▶ **WRITTEN REQUEST**:
Transcribe each record below word for word.

▶ **DATA PROVIDED**:
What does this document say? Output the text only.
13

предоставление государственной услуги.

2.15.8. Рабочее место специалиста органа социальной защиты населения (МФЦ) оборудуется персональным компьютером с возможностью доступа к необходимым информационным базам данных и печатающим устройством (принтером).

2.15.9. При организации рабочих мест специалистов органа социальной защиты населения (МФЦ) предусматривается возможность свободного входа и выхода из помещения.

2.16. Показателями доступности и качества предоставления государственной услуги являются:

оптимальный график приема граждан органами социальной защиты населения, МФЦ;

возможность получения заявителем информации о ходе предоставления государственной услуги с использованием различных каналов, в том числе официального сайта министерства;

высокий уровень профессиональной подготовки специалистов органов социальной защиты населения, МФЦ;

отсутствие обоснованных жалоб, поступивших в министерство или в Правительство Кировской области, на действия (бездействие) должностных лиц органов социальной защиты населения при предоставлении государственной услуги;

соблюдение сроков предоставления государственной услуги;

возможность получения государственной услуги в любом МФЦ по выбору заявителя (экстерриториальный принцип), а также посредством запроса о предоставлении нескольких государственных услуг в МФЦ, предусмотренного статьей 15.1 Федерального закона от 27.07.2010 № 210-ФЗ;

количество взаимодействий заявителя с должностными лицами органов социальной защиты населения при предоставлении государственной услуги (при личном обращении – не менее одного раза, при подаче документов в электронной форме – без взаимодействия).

▶ **SOLUTION TO THE PROBLEM**:
What does this document say? Output the text only.
13

предоставление государственной услуги.

2.15.8. Рабочее место специалиста органа социальной защиты населения (МФЦ) оборудуется персональным компьютером с возможностью доступа к необходимым информационным базам данных и печатающим устройством (принтером).

2.15.9. При организации рабочих мест специалистов органа социальной защиты населения (МФЦ) предусматривается возможность свободного входа и выхода из помещения.

2.16. Показателями доступности и качества предоставления государственной услуги являются:

оптимальный график приема граждан органами социальной защиты населения, МФЦ;

возможность получения заявителем информации о ходе предоставления государственной услуги с использованием различных каналов, в том числе официального сайта министерства;

высокий уровень профессиональной подготовки специалистов органов социальной защиты населения, МФЦ;

отсутствие обоснованных жалоб, поступивших в министерство или в Правительство Кировской области, на действия (бездействие) должностных лиц органов социальной защиты населения при предоставлении государственной услуги;

соблюдение сроков предоставления государственной услуги;

возможность получения государственной услуги в любом МФЦ по выбору заявителя (экстерриториальный принцип), а также посредством запроса о предоставлении нескольких государственных услуг в МФЦ, предусмотренного статьей 15.1 Федерального закона от 27.07.2010 № 210-ФЗ;

количество взаимодействий заявителя с должностными лицами органов социальной защиты населения при предоставлении государственной услуги (при личном обращении – не менее одного раза, при подаче документов в электронной форме – без взаимодействия).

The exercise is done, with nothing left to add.